%%

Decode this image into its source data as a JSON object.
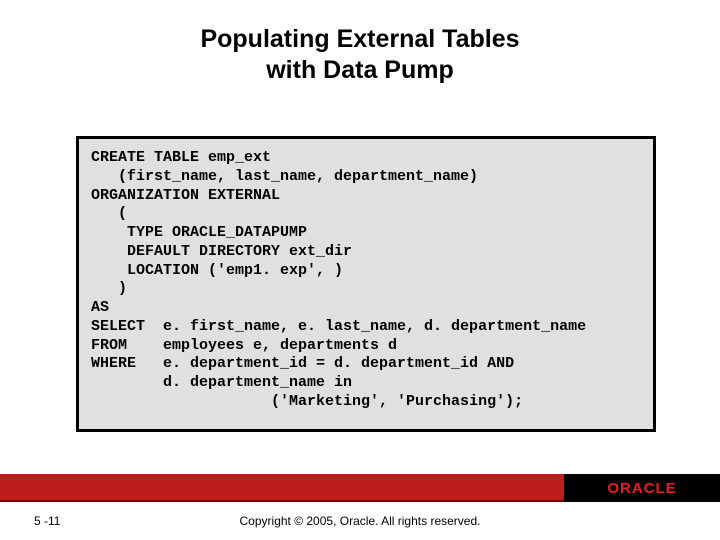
{
  "title": {
    "line1": "Populating External Tables",
    "line2": "with Data Pump"
  },
  "code": {
    "l1": "CREATE TABLE emp_ext",
    "l2": "   (first_name, last_name, department_name)",
    "l3": "ORGANIZATION EXTERNAL",
    "l4": "   (",
    "l5": "    TYPE ORACLE_DATAPUMP",
    "l6": "    DEFAULT DIRECTORY ext_dir",
    "l7": "    LOCATION ('emp1. exp', )",
    "l8": "   )",
    "l9": "AS",
    "l10": "SELECT  e. first_name, e. last_name, d. department_name",
    "l11": "FROM    employees e, departments d",
    "l12": "WHERE   e. department_id = d. department_id AND",
    "l13": "        d. department_name in",
    "l14": "                    ('Marketing', 'Purchasing');"
  },
  "footer": {
    "brand": "ORACLE",
    "page": "5 -11",
    "copyright": "Copyright © 2005, Oracle.  All rights reserved."
  }
}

%%

Objective:
Reproduce the material above verbatim; omit every picture.

Solution to this exercise:
Decode this image into its source data as a JSON object.
{
  "title": {
    "line1": "Populating External Tables",
    "line2": "with Data Pump"
  },
  "code": {
    "l1": "CREATE TABLE emp_ext",
    "l2": "   (first_name, last_name, department_name)",
    "l3": "ORGANIZATION EXTERNAL",
    "l4": "   (",
    "l5": "    TYPE ORACLE_DATAPUMP",
    "l6": "    DEFAULT DIRECTORY ext_dir",
    "l7": "    LOCATION ('emp1. exp', )",
    "l8": "   )",
    "l9": "AS",
    "l10": "SELECT  e. first_name, e. last_name, d. department_name",
    "l11": "FROM    employees e, departments d",
    "l12": "WHERE   e. department_id = d. department_id AND",
    "l13": "        d. department_name in",
    "l14": "                    ('Marketing', 'Purchasing');"
  },
  "footer": {
    "brand": "ORACLE",
    "page": "5 -11",
    "copyright": "Copyright © 2005, Oracle.  All rights reserved."
  }
}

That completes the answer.